>> START DATA

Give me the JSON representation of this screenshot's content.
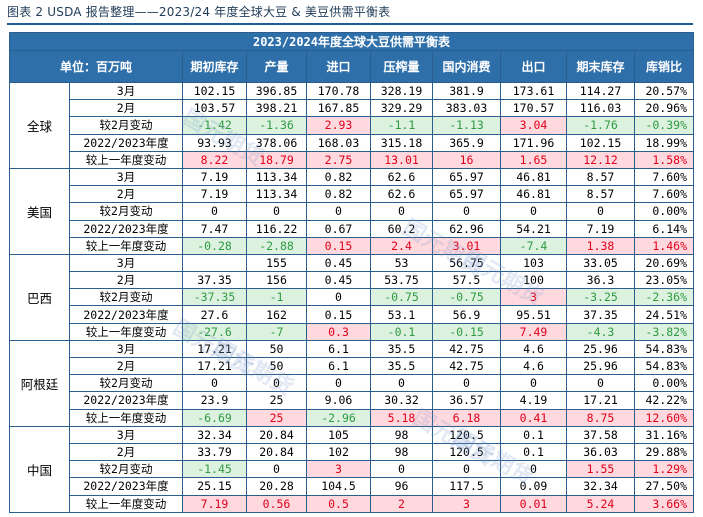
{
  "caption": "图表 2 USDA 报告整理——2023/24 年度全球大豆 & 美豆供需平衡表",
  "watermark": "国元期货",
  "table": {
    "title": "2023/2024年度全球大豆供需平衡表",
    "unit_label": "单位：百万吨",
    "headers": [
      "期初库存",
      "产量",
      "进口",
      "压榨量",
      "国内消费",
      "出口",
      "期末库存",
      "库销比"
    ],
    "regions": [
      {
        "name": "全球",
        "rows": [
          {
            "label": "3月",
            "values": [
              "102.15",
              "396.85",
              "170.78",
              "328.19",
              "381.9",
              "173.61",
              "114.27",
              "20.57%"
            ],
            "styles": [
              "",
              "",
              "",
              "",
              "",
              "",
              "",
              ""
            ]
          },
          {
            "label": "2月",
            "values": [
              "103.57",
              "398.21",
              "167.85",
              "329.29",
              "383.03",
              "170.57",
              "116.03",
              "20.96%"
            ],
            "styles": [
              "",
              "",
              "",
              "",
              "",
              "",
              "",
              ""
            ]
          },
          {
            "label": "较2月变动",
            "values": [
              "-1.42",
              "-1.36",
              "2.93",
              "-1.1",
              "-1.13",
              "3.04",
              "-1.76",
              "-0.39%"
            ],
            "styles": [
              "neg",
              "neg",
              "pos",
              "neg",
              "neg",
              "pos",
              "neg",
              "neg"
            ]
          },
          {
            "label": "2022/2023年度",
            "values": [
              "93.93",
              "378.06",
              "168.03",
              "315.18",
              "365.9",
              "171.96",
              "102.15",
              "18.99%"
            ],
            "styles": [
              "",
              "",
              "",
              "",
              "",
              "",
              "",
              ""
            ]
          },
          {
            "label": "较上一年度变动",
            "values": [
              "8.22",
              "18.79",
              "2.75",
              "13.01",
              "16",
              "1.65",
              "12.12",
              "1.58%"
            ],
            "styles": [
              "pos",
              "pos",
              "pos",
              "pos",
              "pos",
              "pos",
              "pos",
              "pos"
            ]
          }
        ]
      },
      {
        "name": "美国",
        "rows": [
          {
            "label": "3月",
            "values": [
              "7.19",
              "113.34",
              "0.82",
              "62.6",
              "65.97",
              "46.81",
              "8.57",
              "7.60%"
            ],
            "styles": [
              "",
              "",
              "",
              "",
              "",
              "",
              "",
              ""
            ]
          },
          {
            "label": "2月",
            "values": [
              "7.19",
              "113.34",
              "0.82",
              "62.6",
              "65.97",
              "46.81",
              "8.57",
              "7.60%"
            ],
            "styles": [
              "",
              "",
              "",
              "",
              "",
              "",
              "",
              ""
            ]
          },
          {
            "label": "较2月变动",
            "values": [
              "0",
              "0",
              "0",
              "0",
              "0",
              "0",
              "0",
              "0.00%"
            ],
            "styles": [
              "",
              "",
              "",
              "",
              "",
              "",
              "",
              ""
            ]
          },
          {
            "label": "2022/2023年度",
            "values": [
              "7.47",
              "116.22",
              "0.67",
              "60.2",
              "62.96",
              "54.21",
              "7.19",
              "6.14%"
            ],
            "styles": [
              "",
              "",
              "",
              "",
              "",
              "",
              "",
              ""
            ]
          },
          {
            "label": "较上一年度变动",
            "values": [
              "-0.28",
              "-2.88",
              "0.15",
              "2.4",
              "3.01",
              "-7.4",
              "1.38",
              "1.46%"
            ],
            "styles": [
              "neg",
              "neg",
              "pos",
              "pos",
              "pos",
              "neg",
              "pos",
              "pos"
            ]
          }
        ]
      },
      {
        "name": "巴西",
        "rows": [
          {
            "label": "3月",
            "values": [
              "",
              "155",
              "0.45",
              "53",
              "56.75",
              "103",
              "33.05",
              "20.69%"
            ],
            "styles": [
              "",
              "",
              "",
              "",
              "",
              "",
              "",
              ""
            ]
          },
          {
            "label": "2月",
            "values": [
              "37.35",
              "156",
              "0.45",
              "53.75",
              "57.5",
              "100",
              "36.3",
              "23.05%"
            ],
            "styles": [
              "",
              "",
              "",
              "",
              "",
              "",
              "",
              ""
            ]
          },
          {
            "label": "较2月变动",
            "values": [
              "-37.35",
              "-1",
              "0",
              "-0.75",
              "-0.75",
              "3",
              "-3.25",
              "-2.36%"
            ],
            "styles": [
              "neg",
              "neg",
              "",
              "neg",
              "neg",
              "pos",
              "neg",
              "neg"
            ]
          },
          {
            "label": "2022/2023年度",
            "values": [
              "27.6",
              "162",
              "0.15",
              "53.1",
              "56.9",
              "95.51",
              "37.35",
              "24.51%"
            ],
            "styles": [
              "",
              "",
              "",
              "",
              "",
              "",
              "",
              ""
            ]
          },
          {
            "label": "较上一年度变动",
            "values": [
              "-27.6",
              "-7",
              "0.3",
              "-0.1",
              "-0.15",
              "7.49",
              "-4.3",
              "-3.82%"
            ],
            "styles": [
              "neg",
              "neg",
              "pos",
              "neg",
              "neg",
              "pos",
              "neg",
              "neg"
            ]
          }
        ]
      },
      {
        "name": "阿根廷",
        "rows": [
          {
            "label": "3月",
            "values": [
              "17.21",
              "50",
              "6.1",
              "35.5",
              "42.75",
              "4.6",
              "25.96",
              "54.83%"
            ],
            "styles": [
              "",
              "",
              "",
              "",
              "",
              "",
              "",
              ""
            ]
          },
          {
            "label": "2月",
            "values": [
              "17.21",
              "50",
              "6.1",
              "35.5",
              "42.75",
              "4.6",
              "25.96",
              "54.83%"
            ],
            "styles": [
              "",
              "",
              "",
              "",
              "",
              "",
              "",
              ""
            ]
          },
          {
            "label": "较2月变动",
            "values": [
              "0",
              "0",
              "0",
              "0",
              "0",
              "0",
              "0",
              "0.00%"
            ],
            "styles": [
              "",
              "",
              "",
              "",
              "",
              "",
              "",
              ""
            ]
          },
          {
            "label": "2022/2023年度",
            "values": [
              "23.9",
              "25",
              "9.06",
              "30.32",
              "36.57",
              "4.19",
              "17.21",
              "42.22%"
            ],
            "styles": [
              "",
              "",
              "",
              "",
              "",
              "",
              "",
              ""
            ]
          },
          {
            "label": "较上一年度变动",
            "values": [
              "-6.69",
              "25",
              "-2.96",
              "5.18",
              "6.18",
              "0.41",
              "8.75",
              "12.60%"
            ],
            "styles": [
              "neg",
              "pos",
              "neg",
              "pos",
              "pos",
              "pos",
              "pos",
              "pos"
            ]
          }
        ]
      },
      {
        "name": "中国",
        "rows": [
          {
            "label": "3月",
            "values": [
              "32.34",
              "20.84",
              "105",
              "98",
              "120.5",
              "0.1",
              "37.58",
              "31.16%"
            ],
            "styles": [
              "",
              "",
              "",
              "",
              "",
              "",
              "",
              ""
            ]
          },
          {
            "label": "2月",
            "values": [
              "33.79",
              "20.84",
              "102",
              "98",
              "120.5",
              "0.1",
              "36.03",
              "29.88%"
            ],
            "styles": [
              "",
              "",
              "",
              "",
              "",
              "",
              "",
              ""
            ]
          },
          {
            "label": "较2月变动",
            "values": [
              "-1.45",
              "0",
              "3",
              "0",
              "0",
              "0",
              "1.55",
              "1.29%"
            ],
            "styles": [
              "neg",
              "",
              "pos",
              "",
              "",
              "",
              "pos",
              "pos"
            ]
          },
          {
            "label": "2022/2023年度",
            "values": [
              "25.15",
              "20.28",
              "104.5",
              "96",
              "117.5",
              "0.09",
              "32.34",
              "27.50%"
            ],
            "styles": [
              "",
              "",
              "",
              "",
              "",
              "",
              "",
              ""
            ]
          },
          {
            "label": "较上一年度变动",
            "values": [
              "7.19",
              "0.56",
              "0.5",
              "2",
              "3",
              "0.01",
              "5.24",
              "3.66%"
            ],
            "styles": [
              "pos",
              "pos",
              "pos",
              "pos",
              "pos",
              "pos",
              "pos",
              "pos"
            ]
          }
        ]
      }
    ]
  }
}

>> END DATA
>> START DATA

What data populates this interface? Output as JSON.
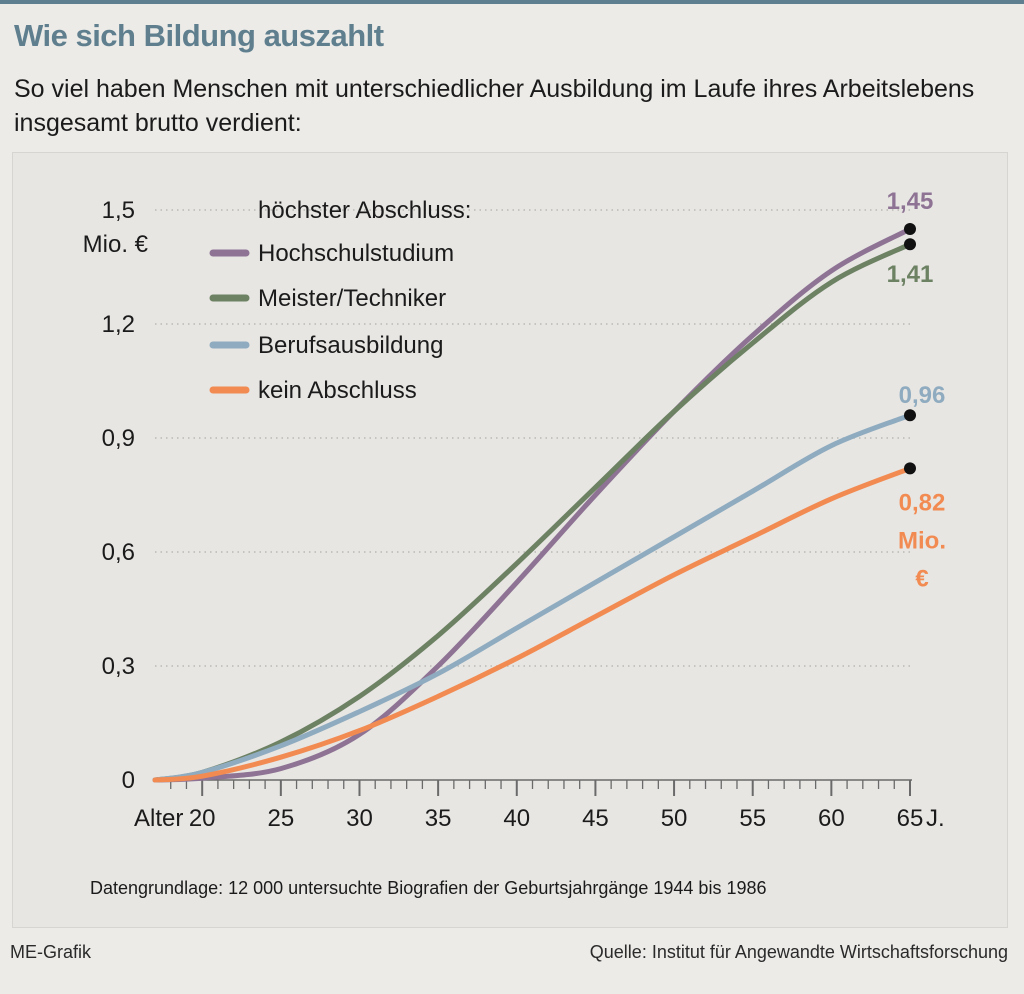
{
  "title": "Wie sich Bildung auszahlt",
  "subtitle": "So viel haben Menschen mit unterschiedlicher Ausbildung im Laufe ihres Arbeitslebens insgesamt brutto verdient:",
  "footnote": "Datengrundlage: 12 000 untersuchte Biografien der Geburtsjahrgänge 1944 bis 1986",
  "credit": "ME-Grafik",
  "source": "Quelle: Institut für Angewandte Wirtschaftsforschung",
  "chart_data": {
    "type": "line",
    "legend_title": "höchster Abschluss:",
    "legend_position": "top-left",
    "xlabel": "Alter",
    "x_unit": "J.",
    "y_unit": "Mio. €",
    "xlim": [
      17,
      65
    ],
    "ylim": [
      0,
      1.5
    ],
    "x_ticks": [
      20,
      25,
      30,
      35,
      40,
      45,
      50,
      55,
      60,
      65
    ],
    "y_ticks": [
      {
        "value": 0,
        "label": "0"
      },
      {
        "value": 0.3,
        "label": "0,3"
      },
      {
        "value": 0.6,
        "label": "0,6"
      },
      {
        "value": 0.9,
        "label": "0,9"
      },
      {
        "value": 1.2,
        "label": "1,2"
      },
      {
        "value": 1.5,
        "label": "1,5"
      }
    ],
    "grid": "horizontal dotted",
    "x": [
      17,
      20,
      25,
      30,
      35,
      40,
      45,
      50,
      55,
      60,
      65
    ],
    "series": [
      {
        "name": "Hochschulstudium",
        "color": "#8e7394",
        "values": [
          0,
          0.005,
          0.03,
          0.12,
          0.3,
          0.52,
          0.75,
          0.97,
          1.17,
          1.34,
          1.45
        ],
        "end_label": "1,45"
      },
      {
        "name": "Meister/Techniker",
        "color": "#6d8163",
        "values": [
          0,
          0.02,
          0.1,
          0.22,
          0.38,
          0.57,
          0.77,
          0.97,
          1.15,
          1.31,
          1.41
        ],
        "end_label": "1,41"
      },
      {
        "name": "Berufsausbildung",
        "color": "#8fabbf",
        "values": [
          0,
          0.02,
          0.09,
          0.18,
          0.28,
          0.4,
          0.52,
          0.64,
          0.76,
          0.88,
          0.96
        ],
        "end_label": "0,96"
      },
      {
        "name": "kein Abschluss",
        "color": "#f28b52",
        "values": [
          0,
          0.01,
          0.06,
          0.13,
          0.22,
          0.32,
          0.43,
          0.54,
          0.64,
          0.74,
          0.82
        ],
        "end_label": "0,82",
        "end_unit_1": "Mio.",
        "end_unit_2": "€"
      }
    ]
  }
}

>> END DATA

WRITTEN REQUEST
Give only the number of lines in the material above that include the word "JSON".

REPLY TO THE EXERCISE
2